▶ _REQUEST_: Report the total number of lines that include the string "amplitude", without any other text.

"""

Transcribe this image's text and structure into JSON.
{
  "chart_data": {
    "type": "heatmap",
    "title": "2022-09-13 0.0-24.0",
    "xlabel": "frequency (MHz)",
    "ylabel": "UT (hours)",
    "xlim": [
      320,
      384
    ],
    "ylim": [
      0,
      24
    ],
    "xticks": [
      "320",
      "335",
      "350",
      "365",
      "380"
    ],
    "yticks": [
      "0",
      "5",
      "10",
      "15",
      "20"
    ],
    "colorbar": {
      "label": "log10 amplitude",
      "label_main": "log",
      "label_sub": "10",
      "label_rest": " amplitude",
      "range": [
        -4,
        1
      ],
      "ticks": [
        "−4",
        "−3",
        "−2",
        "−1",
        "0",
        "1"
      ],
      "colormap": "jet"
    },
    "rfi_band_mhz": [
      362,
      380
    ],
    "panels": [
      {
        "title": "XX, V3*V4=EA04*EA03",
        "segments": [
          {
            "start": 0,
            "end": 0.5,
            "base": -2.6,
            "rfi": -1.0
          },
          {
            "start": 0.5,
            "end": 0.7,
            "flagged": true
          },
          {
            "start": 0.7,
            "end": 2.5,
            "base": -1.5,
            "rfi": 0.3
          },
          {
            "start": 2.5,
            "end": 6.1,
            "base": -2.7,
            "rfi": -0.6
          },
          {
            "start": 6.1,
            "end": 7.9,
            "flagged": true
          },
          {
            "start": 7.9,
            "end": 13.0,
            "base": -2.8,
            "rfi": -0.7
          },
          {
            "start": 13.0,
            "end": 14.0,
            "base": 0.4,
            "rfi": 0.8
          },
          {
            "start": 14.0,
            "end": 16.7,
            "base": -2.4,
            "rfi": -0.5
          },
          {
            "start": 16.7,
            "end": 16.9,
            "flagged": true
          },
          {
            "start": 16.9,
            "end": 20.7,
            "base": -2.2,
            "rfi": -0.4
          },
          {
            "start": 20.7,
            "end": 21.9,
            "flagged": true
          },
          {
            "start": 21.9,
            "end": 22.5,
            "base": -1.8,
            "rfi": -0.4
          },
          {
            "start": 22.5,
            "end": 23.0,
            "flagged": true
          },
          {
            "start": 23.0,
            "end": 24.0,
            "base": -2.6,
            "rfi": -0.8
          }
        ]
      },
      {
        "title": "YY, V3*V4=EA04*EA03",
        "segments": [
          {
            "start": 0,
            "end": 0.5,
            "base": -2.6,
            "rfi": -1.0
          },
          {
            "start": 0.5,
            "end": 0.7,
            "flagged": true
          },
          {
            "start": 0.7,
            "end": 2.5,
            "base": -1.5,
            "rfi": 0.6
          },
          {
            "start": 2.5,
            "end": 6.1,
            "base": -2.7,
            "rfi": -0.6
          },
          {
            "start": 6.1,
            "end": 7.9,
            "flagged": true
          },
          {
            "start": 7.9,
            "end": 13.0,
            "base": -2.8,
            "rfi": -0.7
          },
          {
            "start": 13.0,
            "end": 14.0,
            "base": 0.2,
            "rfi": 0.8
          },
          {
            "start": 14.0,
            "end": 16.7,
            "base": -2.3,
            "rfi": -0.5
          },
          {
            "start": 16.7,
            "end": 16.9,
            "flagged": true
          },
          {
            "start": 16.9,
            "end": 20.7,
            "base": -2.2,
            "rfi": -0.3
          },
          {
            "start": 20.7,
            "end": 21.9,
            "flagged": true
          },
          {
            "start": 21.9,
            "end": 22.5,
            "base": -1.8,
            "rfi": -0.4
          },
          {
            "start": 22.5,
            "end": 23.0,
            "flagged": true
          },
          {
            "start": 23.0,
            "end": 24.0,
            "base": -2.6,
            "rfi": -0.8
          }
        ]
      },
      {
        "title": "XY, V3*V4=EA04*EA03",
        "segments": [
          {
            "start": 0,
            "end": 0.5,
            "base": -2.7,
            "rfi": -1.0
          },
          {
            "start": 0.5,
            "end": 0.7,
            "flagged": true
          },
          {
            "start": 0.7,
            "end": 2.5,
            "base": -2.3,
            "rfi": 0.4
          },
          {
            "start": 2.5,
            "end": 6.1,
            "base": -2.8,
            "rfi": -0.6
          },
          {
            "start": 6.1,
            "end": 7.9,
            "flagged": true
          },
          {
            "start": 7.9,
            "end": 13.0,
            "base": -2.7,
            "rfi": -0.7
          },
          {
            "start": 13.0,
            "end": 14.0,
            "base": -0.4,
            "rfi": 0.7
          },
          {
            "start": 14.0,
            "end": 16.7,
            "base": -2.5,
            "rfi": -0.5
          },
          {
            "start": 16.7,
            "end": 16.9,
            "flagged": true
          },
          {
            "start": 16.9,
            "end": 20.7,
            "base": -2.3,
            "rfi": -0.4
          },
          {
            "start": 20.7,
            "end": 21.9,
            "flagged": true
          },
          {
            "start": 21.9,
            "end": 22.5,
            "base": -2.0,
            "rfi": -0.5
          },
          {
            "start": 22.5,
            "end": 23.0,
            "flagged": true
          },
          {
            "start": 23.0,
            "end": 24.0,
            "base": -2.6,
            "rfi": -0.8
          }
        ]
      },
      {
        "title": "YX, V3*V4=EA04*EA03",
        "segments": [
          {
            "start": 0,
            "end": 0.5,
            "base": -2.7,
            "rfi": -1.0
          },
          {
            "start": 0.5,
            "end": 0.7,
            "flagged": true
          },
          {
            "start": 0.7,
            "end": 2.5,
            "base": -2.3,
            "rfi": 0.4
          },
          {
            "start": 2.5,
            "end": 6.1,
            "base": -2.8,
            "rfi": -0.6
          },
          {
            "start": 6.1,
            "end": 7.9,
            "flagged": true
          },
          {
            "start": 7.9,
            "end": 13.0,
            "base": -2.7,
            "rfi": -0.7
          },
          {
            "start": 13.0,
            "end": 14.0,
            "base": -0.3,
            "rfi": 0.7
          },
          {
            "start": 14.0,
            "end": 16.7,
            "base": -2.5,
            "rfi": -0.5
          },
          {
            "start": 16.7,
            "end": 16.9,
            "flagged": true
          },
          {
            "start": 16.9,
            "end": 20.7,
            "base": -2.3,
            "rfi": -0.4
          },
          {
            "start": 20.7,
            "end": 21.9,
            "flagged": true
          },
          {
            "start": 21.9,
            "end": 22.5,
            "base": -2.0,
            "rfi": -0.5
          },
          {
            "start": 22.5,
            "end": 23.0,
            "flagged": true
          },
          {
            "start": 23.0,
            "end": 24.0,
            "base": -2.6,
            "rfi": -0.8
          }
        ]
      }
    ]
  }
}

"""

▶ _SOLUTION TO THE PROBLEM_: 2